• Instructions to follow
In the listing below, locate the lines that hold the string "Online". Copy those lines.

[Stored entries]
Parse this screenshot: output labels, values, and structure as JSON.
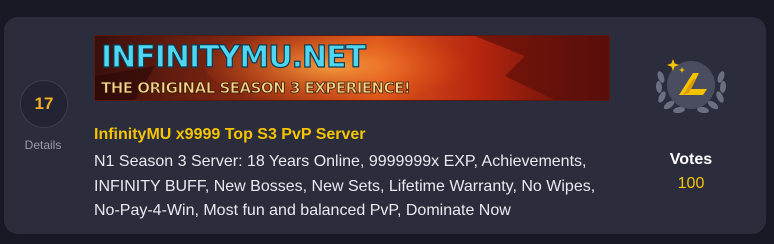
{
  "server": {
    "rank": "17",
    "details_label": "Details",
    "title": "InfinityMU x9999 Top S3 PvP Server",
    "description_lines": [
      "N1 Season 3 Server: 18 Years Online, 9999999x EXP, Achievements,",
      "INFINITY BUFF, New Bosses, New Sets, Lifetime Warranty, No Wipes,",
      "No-Pay-4-Win, Most fun and balanced PvP, Dominate Now"
    ],
    "banner": {
      "logo_text": "INFINITYMU.NET",
      "tagline": "THE ORIGINAL SEASON 3 EXPERIENCE!"
    },
    "votes_label": "Votes",
    "votes_count": "100"
  },
  "icons": {
    "rank_badge": "laurel-badge-icon"
  },
  "colors": {
    "accent": "#f5c400",
    "card_bg": "#2b2d3d",
    "page_bg": "#181925"
  }
}
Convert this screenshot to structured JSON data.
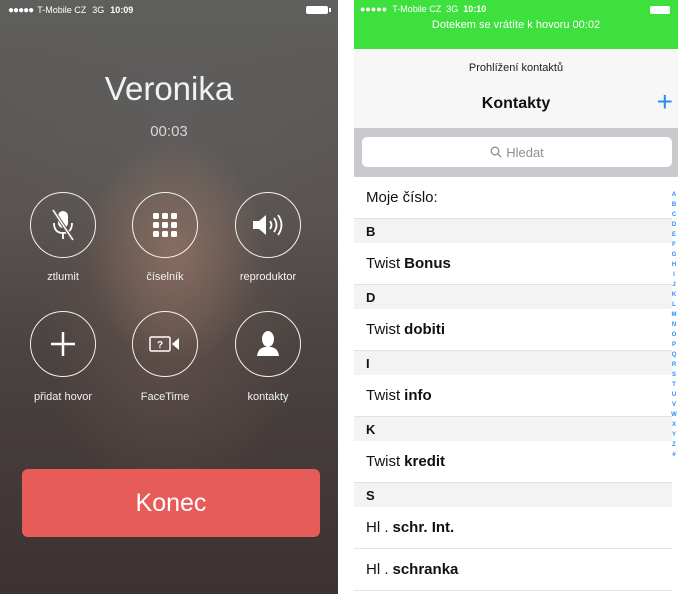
{
  "call": {
    "status": {
      "signal": "●●●●●",
      "carrier": "T-Mobile CZ",
      "network": "3G",
      "time": "10:09"
    },
    "caller_name": "Veronika",
    "duration": "00:03",
    "buttons": [
      {
        "label": "ztlumit",
        "icon": "microphone-muted-icon"
      },
      {
        "label": "číselník",
        "icon": "keypad-icon"
      },
      {
        "label": "reproduktor",
        "icon": "speaker-icon"
      },
      {
        "label": "přidat hovor",
        "icon": "plus-icon"
      },
      {
        "label": "FaceTime",
        "icon": "facetime-icon"
      },
      {
        "label": "kontakty",
        "icon": "contact-person-icon"
      }
    ],
    "end_label": "Konec",
    "end_color": "#e75b58"
  },
  "contacts": {
    "status": {
      "signal": "●●●●●",
      "carrier": "T-Mobile CZ",
      "network": "3G",
      "time": "10:10"
    },
    "return_banner": "Dotekem se vrátíte k hovoru 00:02",
    "banner_color": "#3ee03d",
    "nav_subtitle": "Prohlížení kontaktů",
    "nav_title": "Kontakty",
    "add_label": "+",
    "search_placeholder": "Hledat",
    "my_number_label": "Moje číslo:",
    "sections": [
      {
        "letter": "B",
        "rows": [
          {
            "first": "Twist",
            "last": "Bonus"
          }
        ]
      },
      {
        "letter": "D",
        "rows": [
          {
            "first": "Twist",
            "last": "dobiti"
          }
        ]
      },
      {
        "letter": "I",
        "rows": [
          {
            "first": "Twist",
            "last": "info"
          }
        ]
      },
      {
        "letter": "K",
        "rows": [
          {
            "first": "Twist",
            "last": "kredit"
          }
        ]
      },
      {
        "letter": "S",
        "rows": [
          {
            "first": "Hl .",
            "last": "schr. Int."
          },
          {
            "first": "Hl .",
            "last": "schranka"
          }
        ]
      }
    ],
    "index_letters": [
      "A",
      "B",
      "C",
      "D",
      "E",
      "F",
      "G",
      "H",
      "I",
      "J",
      "K",
      "L",
      "M",
      "N",
      "O",
      "P",
      "Q",
      "R",
      "S",
      "T",
      "U",
      "V",
      "W",
      "X",
      "Y",
      "Z",
      "#"
    ],
    "accent_color": "#2b8cf3"
  }
}
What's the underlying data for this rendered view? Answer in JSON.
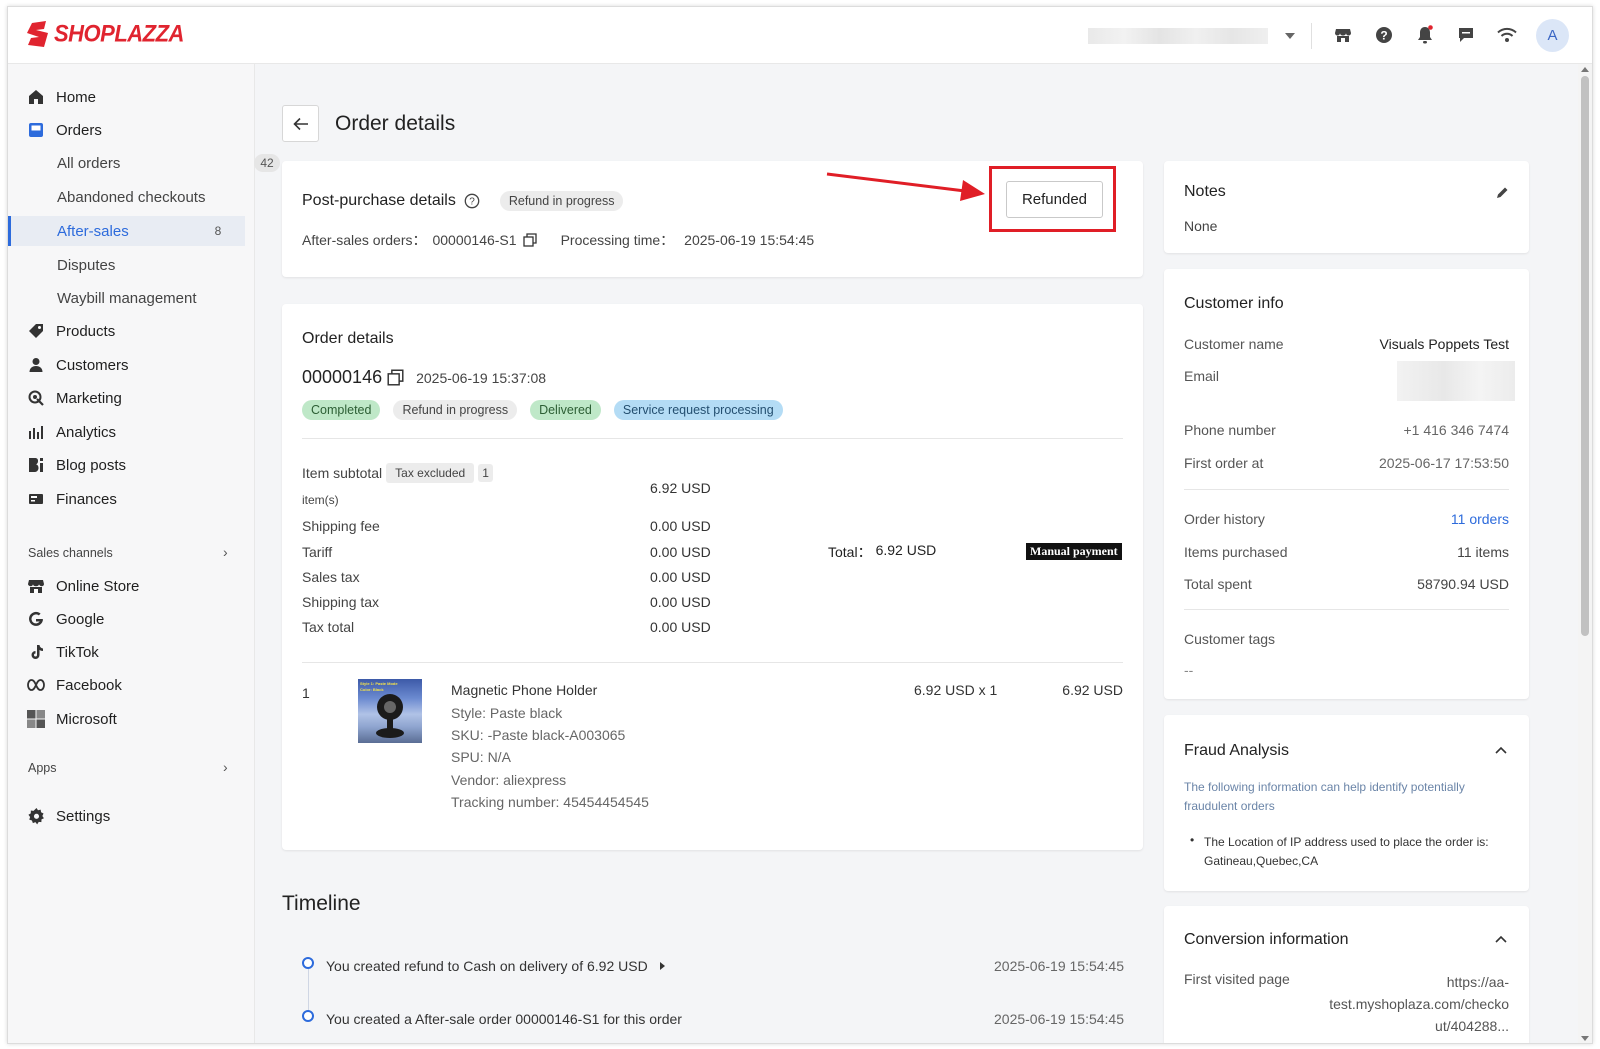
{
  "brand": {
    "logo_text": "SHOPLAZZA",
    "accent": "#e0242f"
  },
  "header": {
    "avatar_initial": "A",
    "icons": [
      "store-icon",
      "help-icon",
      "bell-icon",
      "message-icon",
      "wifi-icon"
    ]
  },
  "sidebar": {
    "items": [
      {
        "label": "Home",
        "icon": "home-icon"
      },
      {
        "label": "Orders",
        "icon": "orders-icon"
      },
      {
        "label": "Products",
        "icon": "tag-icon"
      },
      {
        "label": "Customers",
        "icon": "person-icon"
      },
      {
        "label": "Marketing",
        "icon": "marketing-icon"
      },
      {
        "label": "Analytics",
        "icon": "analytics-icon"
      },
      {
        "label": "Blog posts",
        "icon": "blog-icon"
      },
      {
        "label": "Finances",
        "icon": "finances-icon"
      }
    ],
    "orders_sub": [
      {
        "label": "All orders",
        "count": "42"
      },
      {
        "label": "Abandoned checkouts",
        "count": ""
      },
      {
        "label": "After-sales",
        "count": "8"
      },
      {
        "label": "Disputes",
        "count": ""
      },
      {
        "label": "Waybill management",
        "count": ""
      }
    ],
    "sales_channels_label": "Sales channels",
    "channels": [
      {
        "label": "Online Store",
        "icon": "store-icon"
      },
      {
        "label": "Google",
        "icon": "google-icon"
      },
      {
        "label": "TikTok",
        "icon": "tiktok-icon"
      },
      {
        "label": "Facebook",
        "icon": "meta-icon"
      },
      {
        "label": "Microsoft",
        "icon": "microsoft-icon"
      }
    ],
    "apps_label": "Apps",
    "settings_label": "Settings"
  },
  "page": {
    "title": "Order details"
  },
  "post_purchase": {
    "title": "Post-purchase details",
    "status_tag": "Refund in progress",
    "after_sales_label": "After-sales orders：",
    "after_sales_value": "00000146-S1",
    "processing_label": "Processing time：",
    "processing_value": "2025-06-19 15:54:45",
    "refunded_button": "Refunded"
  },
  "order": {
    "title": "Order details",
    "number": "00000146",
    "date": "2025-06-19 15:37:08",
    "tags": [
      {
        "label": "Completed",
        "style": "green"
      },
      {
        "label": "Refund in progress",
        "style": "gray"
      },
      {
        "label": "Delivered",
        "style": "green"
      },
      {
        "label": "Service request processing",
        "style": "blue"
      }
    ],
    "summary": {
      "item_subtotal_label": "Item subtotal",
      "tax_excluded_tag": "Tax excluded",
      "item_count": "1",
      "items_unit": "item(s)",
      "item_subtotal_value": "6.92 USD",
      "rows": [
        {
          "label": "Shipping fee",
          "value": "0.00 USD"
        },
        {
          "label": "Tariff",
          "value": "0.00 USD"
        },
        {
          "label": "Sales tax",
          "value": "0.00 USD"
        },
        {
          "label": "Shipping tax",
          "value": "0.00 USD"
        },
        {
          "label": "Tax total",
          "value": "0.00 USD"
        }
      ],
      "total_label": "Total：",
      "total_value": "6.92 USD",
      "payment_badge": "Manual payment"
    },
    "line_item": {
      "index": "1",
      "name": "Magnetic Phone Holder",
      "style": "Style: Paste black",
      "sku": "SKU: -Paste black-A003065",
      "spu": "SPU: N/A",
      "vendor": "Vendor: aliexpress",
      "tracking": "Tracking number: 45454454545",
      "unit_price": "6.92 USD x 1",
      "line_total": "6.92 USD",
      "thumb_text_1": "Style 1: Paste Mode",
      "thumb_text_2": "Color: Black"
    }
  },
  "timeline": {
    "title": "Timeline",
    "events": [
      {
        "text": "You created refund to Cash on delivery of 6.92 USD",
        "time": "2025-06-19 15:54:45"
      },
      {
        "text": "You created a After-sale order 00000146-S1 for this order",
        "time": "2025-06-19 15:54:45"
      }
    ]
  },
  "notes": {
    "title": "Notes",
    "value": "None"
  },
  "customer": {
    "title": "Customer info",
    "name_label": "Customer name",
    "name_value": "Visuals Poppets Test",
    "email_label": "Email",
    "phone_label": "Phone number",
    "phone_value": "+1 416 346 7474",
    "first_order_label": "First order at",
    "first_order_value": "2025-06-17 17:53:50",
    "history_label": "Order history",
    "history_value": "11 orders",
    "items_label": "Items purchased",
    "items_value": "11 items",
    "spent_label": "Total spent",
    "spent_value": "58790.94 USD",
    "tags_label": "Customer tags",
    "tags_value": "--"
  },
  "fraud": {
    "title": "Fraud Analysis",
    "intro": "The following information can help identify potentially fraudulent orders",
    "bullet_line1": "The Location of IP address used to place the order is:",
    "bullet_line2": "Gatineau,Quebec,CA"
  },
  "conversion": {
    "title": "Conversion information",
    "first_visited_label": "First visited page",
    "first_visited_line1": "https://aa-",
    "first_visited_line2": "test.myshoplaza.com/checko",
    "first_visited_line3": "ut/404288..."
  }
}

• Solution below
      "N1 Season 3 Server: 18 Years Online, 9999999x EXP, Achievements,",
        "label": "Online Store",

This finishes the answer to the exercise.